#### 本文抜粋:
その微生物の“元”を捉えるためにゴビ砂漠に行ってきました。
ウランバートルに着いたあと,車で500km南のツォクトーボーに移動します。
この町は,ゴビ砂漠の真ん中にあり,沙漠から舞い上がる微生物を採るには絶好の場所です。
もちろん,日本に飛んで来る微生物の“元”もここにいるはずです。
沙漠には,鳥取大学が設置した観測サイトがあり,そこのフェンスにジャッカル式サンプラーを二機設置し,バイオエアロゾルを採取しました。
サンプラーを取り付けた時は,雪がちらつき大地が凍るような寒さだったのですが,翌日には春になり,翌々日には夏になりました。
寒いと地面が固くなり,風が吹いてもなかなか砂が飛び上がりません。
ですので,夏くらいの気温になってくると,地面が緩み砂状になり,風が吹くと,ザザザーと砂が走り出します。
大きな砂に弾かれた小さな砂(粘土)は,より高く舞い上がり,まるで沙漠から砂がモワッと湧くような感じになります。

#### 保存データ:

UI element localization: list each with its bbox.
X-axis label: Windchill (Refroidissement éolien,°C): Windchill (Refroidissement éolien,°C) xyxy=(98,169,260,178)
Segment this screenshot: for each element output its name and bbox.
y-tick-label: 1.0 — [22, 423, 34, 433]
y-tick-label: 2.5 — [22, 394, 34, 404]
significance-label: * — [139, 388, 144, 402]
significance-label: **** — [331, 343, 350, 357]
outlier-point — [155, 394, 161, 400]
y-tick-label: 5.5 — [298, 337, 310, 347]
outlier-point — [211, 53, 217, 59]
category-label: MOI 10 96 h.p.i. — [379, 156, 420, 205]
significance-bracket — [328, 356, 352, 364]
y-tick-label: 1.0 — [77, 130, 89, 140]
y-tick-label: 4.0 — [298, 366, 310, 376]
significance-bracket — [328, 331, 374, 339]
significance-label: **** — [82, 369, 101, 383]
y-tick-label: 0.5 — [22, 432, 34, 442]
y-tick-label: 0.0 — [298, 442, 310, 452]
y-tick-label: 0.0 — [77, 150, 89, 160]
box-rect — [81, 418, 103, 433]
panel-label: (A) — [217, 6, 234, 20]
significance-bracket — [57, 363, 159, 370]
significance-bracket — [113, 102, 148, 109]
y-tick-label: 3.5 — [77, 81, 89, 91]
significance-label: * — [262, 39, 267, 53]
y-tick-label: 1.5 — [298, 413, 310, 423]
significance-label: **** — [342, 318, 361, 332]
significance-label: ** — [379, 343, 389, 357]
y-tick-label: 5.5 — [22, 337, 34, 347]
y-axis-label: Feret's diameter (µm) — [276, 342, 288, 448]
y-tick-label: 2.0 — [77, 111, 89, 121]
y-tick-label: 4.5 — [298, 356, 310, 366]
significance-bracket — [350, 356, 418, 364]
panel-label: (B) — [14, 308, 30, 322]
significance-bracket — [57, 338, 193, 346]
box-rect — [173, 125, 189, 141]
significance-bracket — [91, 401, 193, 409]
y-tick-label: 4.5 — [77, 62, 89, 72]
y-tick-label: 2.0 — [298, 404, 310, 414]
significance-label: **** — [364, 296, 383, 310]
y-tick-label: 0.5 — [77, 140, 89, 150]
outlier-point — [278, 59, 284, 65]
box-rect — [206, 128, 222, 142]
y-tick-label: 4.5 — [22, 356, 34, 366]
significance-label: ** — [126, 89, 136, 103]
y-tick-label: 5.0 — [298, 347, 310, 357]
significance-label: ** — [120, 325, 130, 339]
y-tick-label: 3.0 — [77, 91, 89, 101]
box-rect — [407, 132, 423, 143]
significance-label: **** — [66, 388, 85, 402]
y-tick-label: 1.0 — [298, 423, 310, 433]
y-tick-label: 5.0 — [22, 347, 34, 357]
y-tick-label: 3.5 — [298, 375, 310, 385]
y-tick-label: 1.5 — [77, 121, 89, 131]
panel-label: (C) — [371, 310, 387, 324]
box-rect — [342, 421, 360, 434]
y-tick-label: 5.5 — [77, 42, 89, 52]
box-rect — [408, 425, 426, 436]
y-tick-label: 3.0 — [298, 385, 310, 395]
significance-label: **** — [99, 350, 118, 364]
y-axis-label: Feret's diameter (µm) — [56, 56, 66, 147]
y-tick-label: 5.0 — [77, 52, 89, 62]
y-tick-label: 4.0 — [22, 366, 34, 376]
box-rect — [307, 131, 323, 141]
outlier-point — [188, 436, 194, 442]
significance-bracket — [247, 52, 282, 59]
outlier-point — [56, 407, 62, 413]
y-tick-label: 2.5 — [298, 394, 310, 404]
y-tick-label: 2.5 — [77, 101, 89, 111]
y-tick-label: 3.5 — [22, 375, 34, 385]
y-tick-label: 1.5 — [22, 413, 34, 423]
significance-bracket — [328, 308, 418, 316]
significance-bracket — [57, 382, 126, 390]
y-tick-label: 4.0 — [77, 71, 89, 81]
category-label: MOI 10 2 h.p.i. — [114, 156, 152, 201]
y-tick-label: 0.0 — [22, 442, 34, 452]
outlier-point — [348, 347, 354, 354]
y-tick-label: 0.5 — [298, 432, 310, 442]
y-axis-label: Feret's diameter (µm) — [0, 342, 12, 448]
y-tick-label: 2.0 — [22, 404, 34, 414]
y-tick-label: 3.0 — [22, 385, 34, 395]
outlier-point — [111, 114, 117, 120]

#### 課題の内容:
本文を読んで、次の問いに答えてください。
(a) ウランバートルからツォクトーボーへは、どの方角に車で何km移動しますか。
(b) 観測サイトのフェンスには、どんなサンプラーを何機取り付けましたか。
(c) 大きな砂に弾かれた小さな砂（粘土）は、どうなりますか。
本文だけを手がかりに答えてください。

#### 解答:
(a) 南へ500km移動します。
(b) ジャッカル式サンプラーを二機取り付けました。
(c) より高く舞い上がります。